WRITTEN REQUEST:
Write the data out again exactly, with no pictures.

Records from a data source
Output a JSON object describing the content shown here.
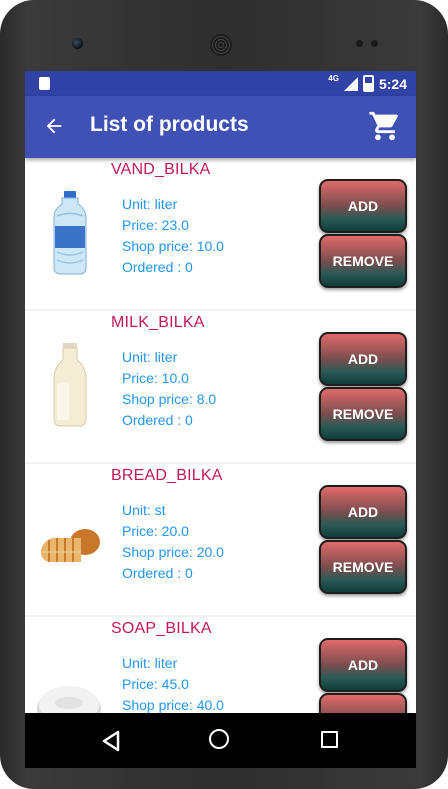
{
  "status_bar": {
    "network": "4G",
    "time": "5:24"
  },
  "app_bar": {
    "title": "List of products",
    "back_icon": "arrow-back-icon",
    "cart_icon": "shopping-cart-icon"
  },
  "colors": {
    "app_bar": "#3f51b5",
    "status_bar": "#3042a6",
    "product_name": "#c2185b",
    "product_info": "#2196f3"
  },
  "products": [
    {
      "name": "VAND_BILKA",
      "unit": "Unit: liter",
      "price": "Price: 23.0",
      "shop_price": "Shop price: 10.0",
      "ordered": "Ordered : 0",
      "image": "water-bottle-image",
      "add_label": "ADD",
      "remove_label": "REMOVE"
    },
    {
      "name": "MILK_BILKA",
      "unit": "Unit: liter",
      "price": "Price: 10.0",
      "shop_price": "Shop price: 8.0",
      "ordered": "Ordered : 0",
      "image": "milk-bottle-image",
      "add_label": "ADD",
      "remove_label": "REMOVE"
    },
    {
      "name": "BREAD_BILKA",
      "unit": "Unit: st",
      "price": "Price: 20.0",
      "shop_price": "Shop price: 20.0",
      "ordered": "Ordered : 0",
      "image": "bread-loaf-image",
      "add_label": "ADD",
      "remove_label": "REMOVE"
    },
    {
      "name": "SOAP_BILKA",
      "unit": "Unit: liter",
      "price": "Price: 45.0",
      "shop_price": "Shop price: 40.0",
      "image": "soap-bar-image",
      "add_label": "ADD"
    }
  ],
  "nav_bar": {
    "back": "nav-back-icon",
    "home": "nav-home-icon",
    "recents": "nav-recents-icon"
  }
}
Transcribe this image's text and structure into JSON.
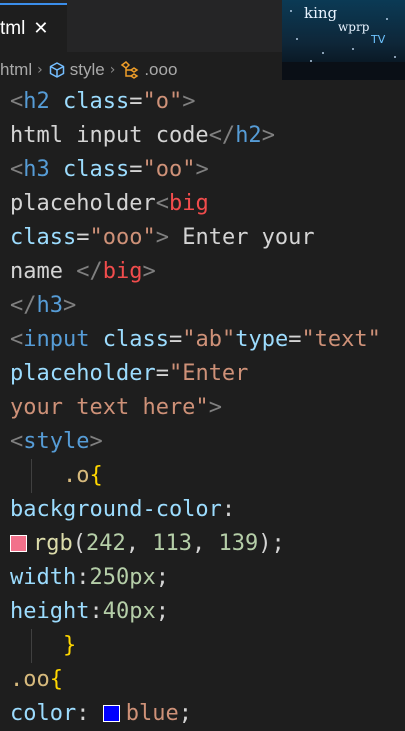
{
  "tab": {
    "label": "tml",
    "close_glyph": "✕"
  },
  "watermark": {
    "line1": "king",
    "line2": "wprp",
    "line3": "TV"
  },
  "breadcrumb": {
    "items": [
      "html",
      "style",
      ".ooo"
    ],
    "icons": [
      "cube-icon",
      "symbol-class-icon"
    ]
  },
  "colors": {
    "swatch_1": "rgb(242, 113, 139)",
    "swatch_2": "blue"
  },
  "code": {
    "l1": {
      "open": "<",
      "tag": "h2",
      "attr": " class",
      "eq": "=",
      "str": "\"o\"",
      "close": ">"
    },
    "l2": {
      "text": "html input code",
      "open": "</",
      "tag": "h2",
      "close": ">"
    },
    "l3": {
      "open": "<",
      "tag": "h3",
      "attr": " class",
      "eq": "=",
      "str": "\"oo\"",
      "close": ">"
    },
    "l4": {
      "text": "placeholder",
      "open": "<",
      "tag": "big"
    },
    "l5": {
      "attr": "class",
      "eq": "=",
      "str": "\"ooo\"",
      "close": ">",
      "text": " Enter your"
    },
    "l6": {
      "text": "name ",
      "open": "</",
      "tag": "big",
      "close": ">"
    },
    "l7": {
      "open": "</",
      "tag": "h3",
      "close": ">"
    },
    "l8": {
      "open": "<",
      "tag": "input",
      "attr1": " class",
      "eq1": "=",
      "str1": "\"ab\"",
      "attr2": "type",
      "eq2": "=",
      "str2": "\"text\""
    },
    "l9": {
      "attr": "placeholder",
      "eq": "=",
      "str": "\"Enter"
    },
    "l10": {
      "str": "your text here\"",
      "close": ">"
    },
    "l11": {
      "open": "<",
      "tag": "style",
      "close": ">"
    },
    "l12": {
      "indent": "    ",
      "sel": ".o",
      "brace": "{"
    },
    "l13": {
      "prop": "background-color",
      "colon": ":"
    },
    "l14": {
      "fn": "rgb",
      "paren_open": "(",
      "n1": "242",
      "c1": ", ",
      "n2": "113",
      "c2": ", ",
      "n3": "139",
      "paren_close": ")",
      "semi": ";"
    },
    "l15": {
      "prop": "width",
      "colon": ":",
      "num": "250px",
      "semi": ";"
    },
    "l16": {
      "prop": "height",
      "colon": ":",
      "num": "40px",
      "semi": ";"
    },
    "l17": {
      "indent": "    ",
      "brace": "}"
    },
    "l18": {
      "sel": ".oo",
      "brace": "{"
    },
    "l19": {
      "prop": "color",
      "colon": ": ",
      "val": "blue",
      "semi": ";"
    }
  }
}
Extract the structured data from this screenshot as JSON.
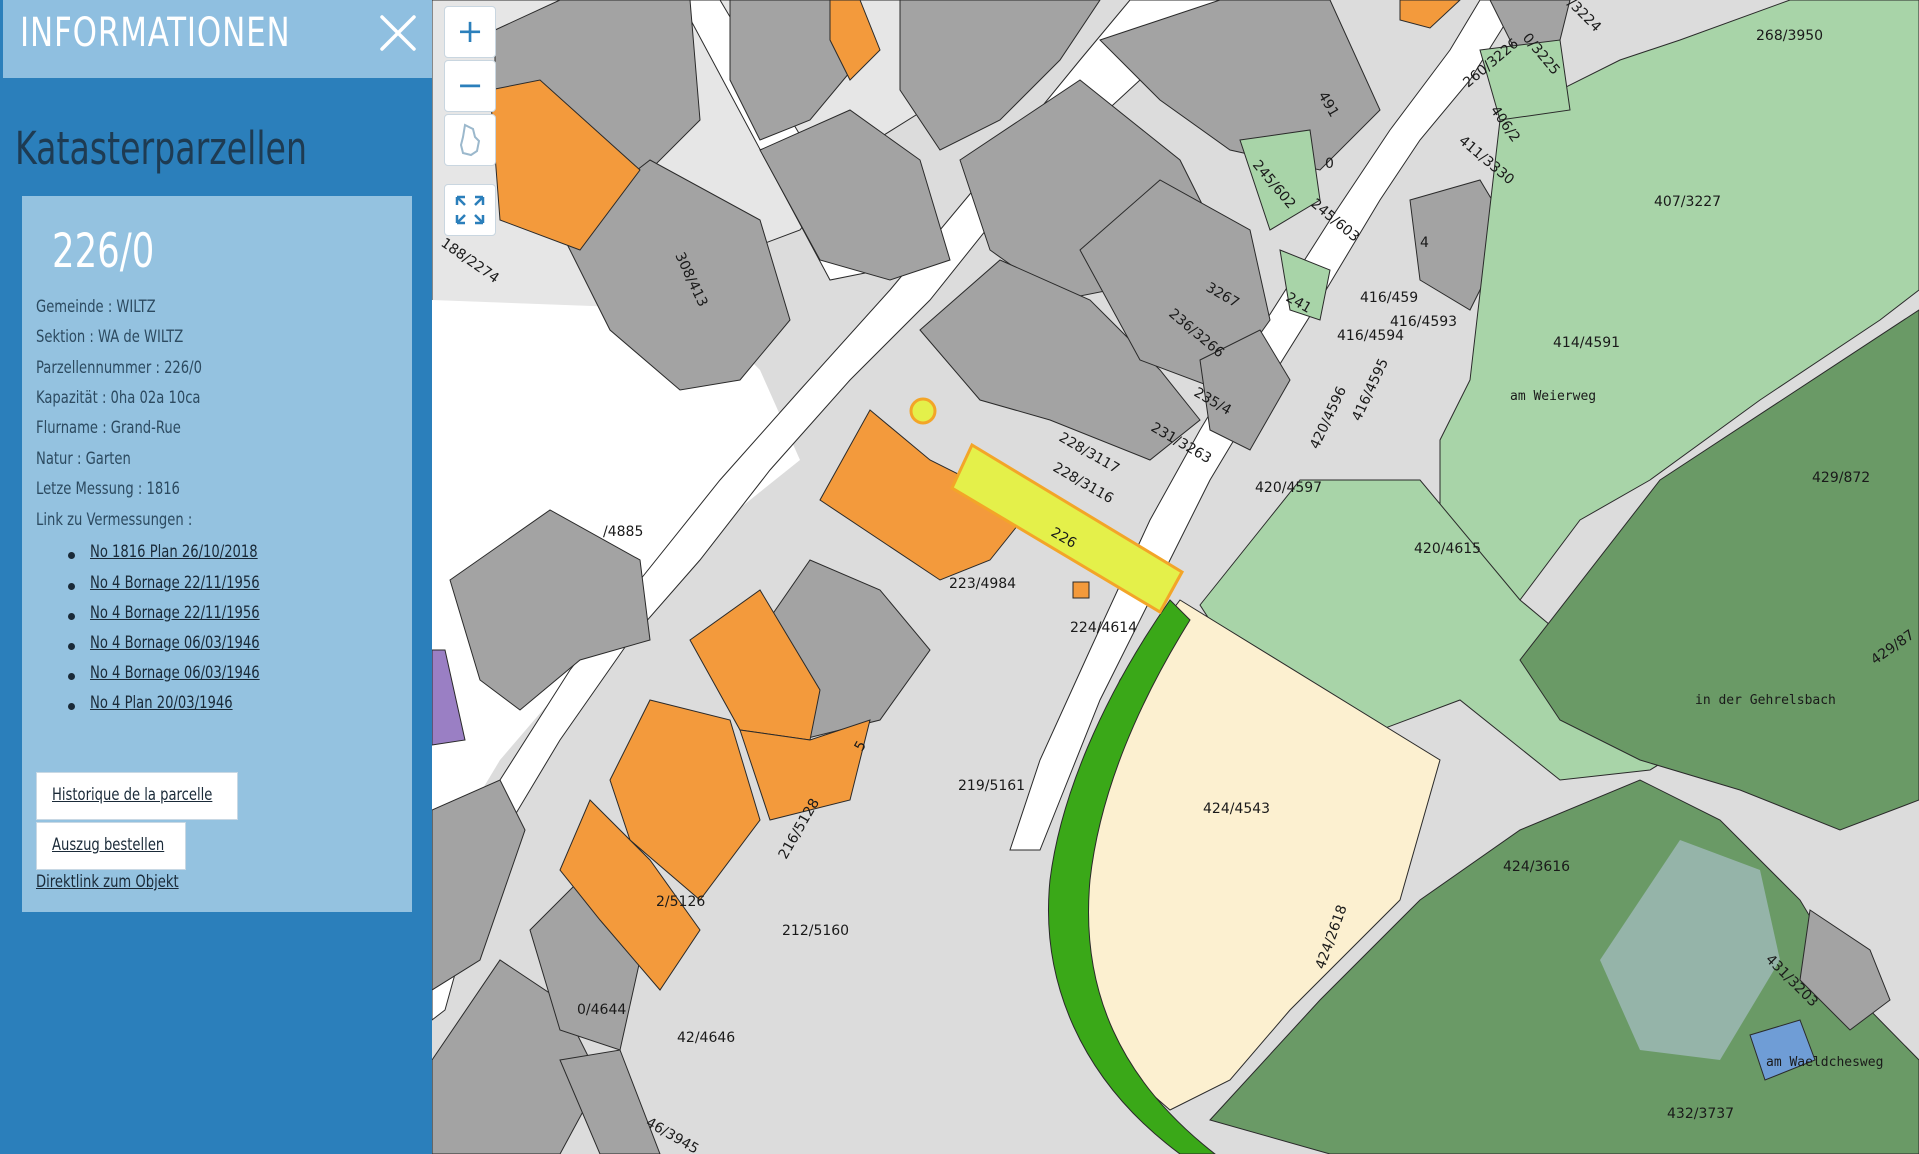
{
  "panel": {
    "header_title": "INFORMATIONEN",
    "section_title": "Katasterparzellen",
    "parcel_number": "226/0",
    "attributes": [
      "Gemeinde : WILTZ",
      "Sektion : WA de WILTZ",
      "Parzellennummer : 226/0",
      "Kapazität : 0ha 02a 10ca",
      "Flurname : Grand-Rue",
      "Natur : Garten",
      "Letze Messung : 1816",
      "Link zu Vermessungen :"
    ],
    "survey_links": [
      "No 1816 Plan 26/10/2018",
      "No 4 Bornage 22/11/1956",
      "No 4 Bornage 22/11/1956",
      "No 4 Bornage 06/03/1946",
      "No 4 Bornage 06/03/1946",
      "No 4 Plan 20/03/1946"
    ],
    "history_button": "Historique de la parcelle",
    "extract_button": "Auszug bestellen",
    "direct_link": "Direktlink zum Objekt"
  },
  "map_controls": {
    "zoom_in": "+",
    "zoom_out": "−"
  },
  "map_labels": {
    "l1": "226",
    "l2": "228/3116",
    "l3": "228/3117",
    "l4": "231/3263",
    "l5": "223/4984",
    "l6": "224/4614",
    "l7": "219/5161",
    "l8": "212/5160",
    "l9": "216/5128",
    "l10": "2/5126",
    "l11": "42/4646",
    "l12": "0/4644",
    "l13": "46/3945",
    "l14": "/4885",
    "l15": "188/2274",
    "l16": "308/413",
    "l17": "245/602",
    "l18": "245/603",
    "l19": "241",
    "l20": "236/3266",
    "l21": "235/4",
    "l22": "3267",
    "l23": "416/4594",
    "l24": "416/4593",
    "l25": "416/459",
    "l26": "420/4596",
    "l27": "416/4595",
    "l28": "420/4597",
    "l29": "414/4591",
    "l30": "am Weierweg",
    "l31": "407/3227",
    "l32": "268/3950",
    "l33": "406/2",
    "l34": "411/3330",
    "l35": "260/3226",
    "l36": "0/3225",
    "l37": "/3224",
    "l38": "420/4615",
    "l39": "429/872",
    "l40": "429/87",
    "l41": "in der Gehrelsbach",
    "l42": "424/4543",
    "l43": "424/3616",
    "l44": "424/2618",
    "l45": "431/3203",
    "l46": "am Waeldchesweg",
    "l47": "432/3737",
    "l48": "491",
    "l49": "0",
    "l50": "5",
    "l51": "4"
  },
  "colors": {
    "building_orange": "#f39a3c",
    "building_gray": "#a3a3a3",
    "parcel_gray": "#dcdcdc",
    "highlight": "#e4f04a",
    "green_light": "#a8d4a8",
    "green_dark": "#6a9a66",
    "green_strip": "#3aa818",
    "cream": "#fcf0d0",
    "sidebar_blue": "#2b7fbb"
  }
}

OUTPUT OF THE TASK:
Output a JSON object describing the content shown here.
{
  "status_bar": {
    "network": "4G",
    "time": "5:24"
  },
  "app_bar": {
    "title": "List of products",
    "back_icon": "arrow-back-icon",
    "cart_icon": "shopping-cart-icon"
  },
  "colors": {
    "app_bar": "#3f51b5",
    "status_bar": "#3042a6",
    "product_name": "#c2185b",
    "product_info": "#2196f3"
  },
  "products": [
    {
      "name": "VAND_BILKA",
      "unit": "Unit: liter",
      "price": "Price: 23.0",
      "shop_price": "Shop price: 10.0",
      "ordered": "Ordered : 0",
      "image": "water-bottle-image",
      "add_label": "ADD",
      "remove_label": "REMOVE"
    },
    {
      "name": "MILK_BILKA",
      "unit": "Unit: liter",
      "price": "Price: 10.0",
      "shop_price": "Shop price: 8.0",
      "ordered": "Ordered : 0",
      "image": "milk-bottle-image",
      "add_label": "ADD",
      "remove_label": "REMOVE"
    },
    {
      "name": "BREAD_BILKA",
      "unit": "Unit: st",
      "price": "Price: 20.0",
      "shop_price": "Shop price: 20.0",
      "ordered": "Ordered : 0",
      "image": "bread-loaf-image",
      "add_label": "ADD",
      "remove_label": "REMOVE"
    },
    {
      "name": "SOAP_BILKA",
      "unit": "Unit: liter",
      "price": "Price: 45.0",
      "shop_price": "Shop price: 40.0",
      "image": "soap-bar-image",
      "add_label": "ADD"
    }
  ],
  "nav_bar": {
    "back": "nav-back-icon",
    "home": "nav-home-icon",
    "recents": "nav-recents-icon"
  }
}
Transcribe this image's text and structure into JSON.
{
  "tab": {
    "label": "tml",
    "close_glyph": "✕"
  },
  "watermark": {
    "line1": "king",
    "line2": "wprp",
    "line3": "TV"
  },
  "breadcrumb": {
    "items": [
      "html",
      "style",
      ".ooo"
    ],
    "icons": [
      "cube-icon",
      "symbol-class-icon"
    ]
  },
  "colors": {
    "swatch_1": "rgb(242, 113, 139)",
    "swatch_2": "blue"
  },
  "code": {
    "l1": {
      "open": "<",
      "tag": "h2",
      "attr": " class",
      "eq": "=",
      "str": "\"o\"",
      "close": ">"
    },
    "l2": {
      "text": "html input code",
      "open": "</",
      "tag": "h2",
      "close": ">"
    },
    "l3": {
      "open": "<",
      "tag": "h3",
      "attr": " class",
      "eq": "=",
      "str": "\"oo\"",
      "close": ">"
    },
    "l4": {
      "text": "placeholder",
      "open": "<",
      "tag": "big"
    },
    "l5": {
      "attr": "class",
      "eq": "=",
      "str": "\"ooo\"",
      "close": ">",
      "text": " Enter your"
    },
    "l6": {
      "text": "name ",
      "open": "</",
      "tag": "big",
      "close": ">"
    },
    "l7": {
      "open": "</",
      "tag": "h3",
      "close": ">"
    },
    "l8": {
      "open": "<",
      "tag": "input",
      "attr1": " class",
      "eq1": "=",
      "str1": "\"ab\"",
      "attr2": "type",
      "eq2": "=",
      "str2": "\"text\""
    },
    "l9": {
      "attr": "placeholder",
      "eq": "=",
      "str": "\"Enter"
    },
    "l10": {
      "str": "your text here\"",
      "close": ">"
    },
    "l11": {
      "open": "<",
      "tag": "style",
      "close": ">"
    },
    "l12": {
      "indent": "    ",
      "sel": ".o",
      "brace": "{"
    },
    "l13": {
      "prop": "background-color",
      "colon": ":"
    },
    "l14": {
      "fn": "rgb",
      "paren_open": "(",
      "n1": "242",
      "c1": ", ",
      "n2": "113",
      "c2": ", ",
      "n3": "139",
      "paren_close": ")",
      "semi": ";"
    },
    "l15": {
      "prop": "width",
      "colon": ":",
      "num": "250px",
      "semi": ";"
    },
    "l16": {
      "prop": "height",
      "colon": ":",
      "num": "40px",
      "semi": ";"
    },
    "l17": {
      "indent": "    ",
      "brace": "}"
    },
    "l18": {
      "sel": ".oo",
      "brace": "{"
    },
    "l19": {
      "prop": "color",
      "colon": ": ",
      "val": "blue",
      "semi": ";"
    }
  }
}
Extract the structured data from this screenshot as JSON.
{
  "panel": {
    "header_title": "INFORMATIONEN",
    "section_title": "Katasterparzellen",
    "parcel_number": "226/0",
    "attributes": [
      "Gemeinde : WILTZ",
      "Sektion : WA de WILTZ",
      "Parzellennummer : 226/0",
      "Kapazität : 0ha 02a 10ca",
      "Flurname : Grand-Rue",
      "Natur : Garten",
      "Letze Messung : 1816",
      "Link zu Vermessungen :"
    ],
    "survey_links": [
      "No 1816 Plan 26/10/2018",
      "No 4 Bornage 22/11/1956",
      "No 4 Bornage 22/11/1956",
      "No 4 Bornage 06/03/1946",
      "No 4 Bornage 06/03/1946",
      "No 4 Plan 20/03/1946"
    ],
    "history_button": "Historique de la parcelle",
    "extract_button": "Auszug bestellen",
    "direct_link": "Direktlink zum Objekt"
  },
  "map_controls": {
    "zoom_in": "+",
    "zoom_out": "−"
  },
  "map_labels": {
    "l1": "226",
    "l2": "228/3116",
    "l3": "228/3117",
    "l4": "231/3263",
    "l5": "223/4984",
    "l6": "224/4614",
    "l7": "219/5161",
    "l8": "212/5160",
    "l9": "216/5128",
    "l10": "2/5126",
    "l11": "42/4646",
    "l12": "0/4644",
    "l13": "46/3945",
    "l14": "/4885",
    "l15": "188/2274",
    "l16": "308/413",
    "l17": "245/602",
    "l18": "245/603",
    "l19": "241",
    "l20": "236/3266",
    "l21": "235/4",
    "l22": "3267",
    "l23": "416/4594",
    "l24": "416/4593",
    "l25": "416/459",
    "l26": "420/4596",
    "l27": "416/4595",
    "l28": "420/4597",
    "l29": "414/4591",
    "l30": "am Weierweg",
    "l31": "407/3227",
    "l32": "268/3950",
    "l33": "406/2",
    "l34": "411/3330",
    "l35": "260/3226",
    "l36": "0/3225",
    "l37": "/3224",
    "l38": "420/4615",
    "l39": "429/872",
    "l40": "429/87",
    "l41": "in der Gehrelsbach",
    "l42": "424/4543",
    "l43": "424/3616",
    "l44": "424/2618",
    "l45": "431/3203",
    "l46": "am Waeldchesweg",
    "l47": "432/3737",
    "l48": "491",
    "l49": "0",
    "l50": "5",
    "l51": "4"
  },
  "colors": {
    "building_orange": "#f39a3c",
    "building_gray": "#a3a3a3",
    "parcel_gray": "#dcdcdc",
    "highlight": "#e4f04a",
    "green_light": "#a8d4a8",
    "green_dark": "#6a9a66",
    "green_strip": "#3aa818",
    "cream": "#fcf0d0",
    "sidebar_blue": "#2b7fbb"
  }
}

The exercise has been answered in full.